INSTRUCTIONS FOR THE TASK | Exactly as they appear, output all of the entries.

[Excerpts from a figure dataset]
※ ※ ※

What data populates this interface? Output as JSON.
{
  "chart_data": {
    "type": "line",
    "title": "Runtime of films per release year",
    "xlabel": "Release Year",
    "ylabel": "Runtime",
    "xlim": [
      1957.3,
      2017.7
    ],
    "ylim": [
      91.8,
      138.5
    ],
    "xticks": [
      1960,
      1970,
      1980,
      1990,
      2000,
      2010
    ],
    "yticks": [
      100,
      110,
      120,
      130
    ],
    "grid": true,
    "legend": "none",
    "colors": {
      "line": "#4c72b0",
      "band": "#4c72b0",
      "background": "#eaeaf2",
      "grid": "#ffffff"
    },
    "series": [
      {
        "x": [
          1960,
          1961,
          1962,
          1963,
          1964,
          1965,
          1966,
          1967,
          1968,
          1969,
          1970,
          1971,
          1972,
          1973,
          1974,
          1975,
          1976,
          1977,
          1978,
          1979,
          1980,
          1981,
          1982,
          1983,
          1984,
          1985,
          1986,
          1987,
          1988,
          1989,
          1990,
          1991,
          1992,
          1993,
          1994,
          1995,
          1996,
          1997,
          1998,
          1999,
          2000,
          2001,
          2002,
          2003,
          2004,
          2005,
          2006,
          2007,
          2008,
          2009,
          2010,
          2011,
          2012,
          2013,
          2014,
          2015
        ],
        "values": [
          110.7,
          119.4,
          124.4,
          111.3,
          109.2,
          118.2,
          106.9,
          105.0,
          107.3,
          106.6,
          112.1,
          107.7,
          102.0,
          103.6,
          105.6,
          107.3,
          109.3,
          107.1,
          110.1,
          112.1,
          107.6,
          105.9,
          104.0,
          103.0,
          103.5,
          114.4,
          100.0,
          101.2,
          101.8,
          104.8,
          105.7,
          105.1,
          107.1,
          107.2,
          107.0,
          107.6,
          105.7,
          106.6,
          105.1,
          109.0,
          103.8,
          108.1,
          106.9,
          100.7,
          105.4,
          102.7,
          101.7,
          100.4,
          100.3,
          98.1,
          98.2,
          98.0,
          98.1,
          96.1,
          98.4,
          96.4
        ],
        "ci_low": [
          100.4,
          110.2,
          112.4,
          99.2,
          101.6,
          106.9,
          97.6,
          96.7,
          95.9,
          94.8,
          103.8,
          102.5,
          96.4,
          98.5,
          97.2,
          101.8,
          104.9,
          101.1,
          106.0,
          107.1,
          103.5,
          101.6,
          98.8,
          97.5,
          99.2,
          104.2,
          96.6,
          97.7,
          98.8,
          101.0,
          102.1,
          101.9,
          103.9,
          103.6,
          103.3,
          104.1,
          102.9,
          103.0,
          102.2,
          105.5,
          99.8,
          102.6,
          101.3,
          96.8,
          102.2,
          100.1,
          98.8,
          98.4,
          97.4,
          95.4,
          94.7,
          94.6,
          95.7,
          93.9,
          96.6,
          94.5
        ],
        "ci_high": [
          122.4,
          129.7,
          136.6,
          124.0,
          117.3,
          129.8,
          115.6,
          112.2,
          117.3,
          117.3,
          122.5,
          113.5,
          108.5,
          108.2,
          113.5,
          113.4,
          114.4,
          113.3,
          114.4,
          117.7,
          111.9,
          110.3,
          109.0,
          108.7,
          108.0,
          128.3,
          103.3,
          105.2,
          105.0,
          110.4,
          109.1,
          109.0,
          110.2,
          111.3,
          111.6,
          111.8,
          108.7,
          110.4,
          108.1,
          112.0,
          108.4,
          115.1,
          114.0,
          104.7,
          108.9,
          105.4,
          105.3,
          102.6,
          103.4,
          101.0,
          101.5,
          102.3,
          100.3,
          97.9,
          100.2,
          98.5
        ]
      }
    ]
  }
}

※ ※ ※

FINISHED ANSWER |
What data populates this interface? Output as JSON.
{
  "chart_data": {
    "type": "line",
    "title": "Runtime of films per release year",
    "xlabel": "Release Year",
    "ylabel": "Runtime",
    "xlim": [
      1957.3,
      2017.7
    ],
    "ylim": [
      91.8,
      138.5
    ],
    "xticks": [
      1960,
      1970,
      1980,
      1990,
      2000,
      2010
    ],
    "yticks": [
      100,
      110,
      120,
      130
    ],
    "grid": true,
    "legend": "none",
    "colors": {
      "line": "#4c72b0",
      "band": "#4c72b0",
      "background": "#eaeaf2",
      "grid": "#ffffff"
    },
    "series": [
      {
        "x": [
          1960,
          1961,
          1962,
          1963,
          1964,
          1965,
          1966,
          1967,
          1968,
          1969,
          1970,
          1971,
          1972,
          1973,
          1974,
          1975,
          1976,
          1977,
          1978,
          1979,
          1980,
          1981,
          1982,
          1983,
          1984,
          1985,
          1986,
          1987,
          1988,
          1989,
          1990,
          1991,
          1992,
          1993,
          1994,
          1995,
          1996,
          1997,
          1998,
          1999,
          2000,
          2001,
          2002,
          2003,
          2004,
          2005,
          2006,
          2007,
          2008,
          2009,
          2010,
          2011,
          2012,
          2013,
          2014,
          2015
        ],
        "values": [
          110.7,
          119.4,
          124.4,
          111.3,
          109.2,
          118.2,
          106.9,
          105.0,
          107.3,
          106.6,
          112.1,
          107.7,
          102.0,
          103.6,
          105.6,
          107.3,
          109.3,
          107.1,
          110.1,
          112.1,
          107.6,
          105.9,
          104.0,
          103.0,
          103.5,
          114.4,
          100.0,
          101.2,
          101.8,
          104.8,
          105.7,
          105.1,
          107.1,
          107.2,
          107.0,
          107.6,
          105.7,
          106.6,
          105.1,
          109.0,
          103.8,
          108.1,
          106.9,
          100.7,
          105.4,
          102.7,
          101.7,
          100.4,
          100.3,
          98.1,
          98.2,
          98.0,
          98.1,
          96.1,
          98.4,
          96.4
        ],
        "ci_low": [
          100.4,
          110.2,
          112.4,
          99.2,
          101.6,
          106.9,
          97.6,
          96.7,
          95.9,
          94.8,
          103.8,
          102.5,
          96.4,
          98.5,
          97.2,
          101.8,
          104.9,
          101.1,
          106.0,
          107.1,
          103.5,
          101.6,
          98.8,
          97.5,
          99.2,
          104.2,
          96.6,
          97.7,
          98.8,
          101.0,
          102.1,
          101.9,
          103.9,
          103.6,
          103.3,
          104.1,
          102.9,
          103.0,
          102.2,
          105.5,
          99.8,
          102.6,
          101.3,
          96.8,
          102.2,
          100.1,
          98.8,
          98.4,
          97.4,
          95.4,
          94.7,
          94.6,
          95.7,
          93.9,
          96.6,
          94.5
        ],
        "ci_high": [
          122.4,
          129.7,
          136.6,
          124.0,
          117.3,
          129.8,
          115.6,
          112.2,
          117.3,
          117.3,
          122.5,
          113.5,
          108.5,
          108.2,
          113.5,
          113.4,
          114.4,
          113.3,
          114.4,
          117.7,
          111.9,
          110.3,
          109.0,
          108.7,
          108.0,
          128.3,
          103.3,
          105.2,
          105.0,
          110.4,
          109.1,
          109.0,
          110.2,
          111.3,
          111.6,
          111.8,
          108.7,
          110.4,
          108.1,
          112.0,
          108.4,
          115.1,
          114.0,
          104.7,
          108.9,
          105.4,
          105.3,
          102.6,
          103.4,
          101.0,
          101.5,
          102.3,
          100.3,
          97.9,
          100.2,
          98.5
        ]
      }
    ]
  }
}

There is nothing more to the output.